- _STATED TASK_
Repeat the records in full and exactly, omitting pictures.

● ● ● ●

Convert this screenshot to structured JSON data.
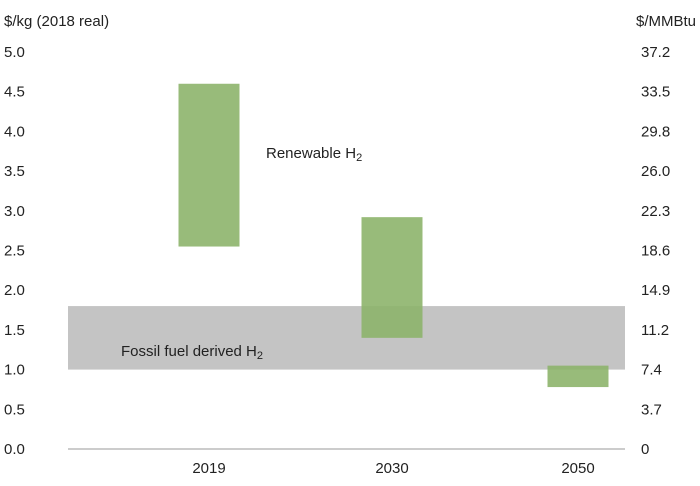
{
  "chart_data": {
    "type": "bar",
    "subtype": "floating-range",
    "categories": [
      "2019",
      "2030",
      "2050"
    ],
    "series": [
      {
        "name": "Renewable H2",
        "ranges": [
          [
            2.55,
            4.6
          ],
          [
            1.4,
            2.92
          ],
          [
            0.78,
            1.05
          ]
        ],
        "color": "#8db46b"
      }
    ],
    "band": {
      "name": "Fossil fuel derived H2",
      "low": 1.0,
      "high": 1.8,
      "color": "#c4c4c4"
    },
    "y_left": {
      "title": "$/kg (2018 real)",
      "ticks": [
        "0.0",
        "0.5",
        "1.0",
        "1.5",
        "2.0",
        "2.5",
        "3.0",
        "3.5",
        "4.0",
        "4.5",
        "5.0"
      ],
      "ylim": [
        0,
        5
      ]
    },
    "y_right": {
      "title": "$/MMBtu",
      "ticks": [
        "0",
        "3.7",
        "7.4",
        "11.2",
        "14.9",
        "18.6",
        "22.3",
        "26.0",
        "29.8",
        "33.5",
        "37.2"
      ]
    },
    "annotations": [
      {
        "text": "Renewable H",
        "sub": "2"
      },
      {
        "text": "Fossil fuel derived H",
        "sub": "2"
      }
    ],
    "grid": false
  }
}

● ● ● ●

- _ANSWER TO THE PROBLEM_
Convert this screenshot to structured JSON data.
{
  "chart_data": {
    "type": "bar",
    "subtype": "floating-range",
    "categories": [
      "2019",
      "2030",
      "2050"
    ],
    "series": [
      {
        "name": "Renewable H2",
        "ranges": [
          [
            2.55,
            4.6
          ],
          [
            1.4,
            2.92
          ],
          [
            0.78,
            1.05
          ]
        ],
        "color": "#8db46b"
      }
    ],
    "band": {
      "name": "Fossil fuel derived H2",
      "low": 1.0,
      "high": 1.8,
      "color": "#c4c4c4"
    },
    "y_left": {
      "title": "$/kg (2018 real)",
      "ticks": [
        "0.0",
        "0.5",
        "1.0",
        "1.5",
        "2.0",
        "2.5",
        "3.0",
        "3.5",
        "4.0",
        "4.5",
        "5.0"
      ],
      "ylim": [
        0,
        5
      ]
    },
    "y_right": {
      "title": "$/MMBtu",
      "ticks": [
        "0",
        "3.7",
        "7.4",
        "11.2",
        "14.9",
        "18.6",
        "22.3",
        "26.0",
        "29.8",
        "33.5",
        "37.2"
      ]
    },
    "annotations": [
      {
        "text": "Renewable H",
        "sub": "2"
      },
      {
        "text": "Fossil fuel derived H",
        "sub": "2"
      }
    ],
    "grid": false
  }
}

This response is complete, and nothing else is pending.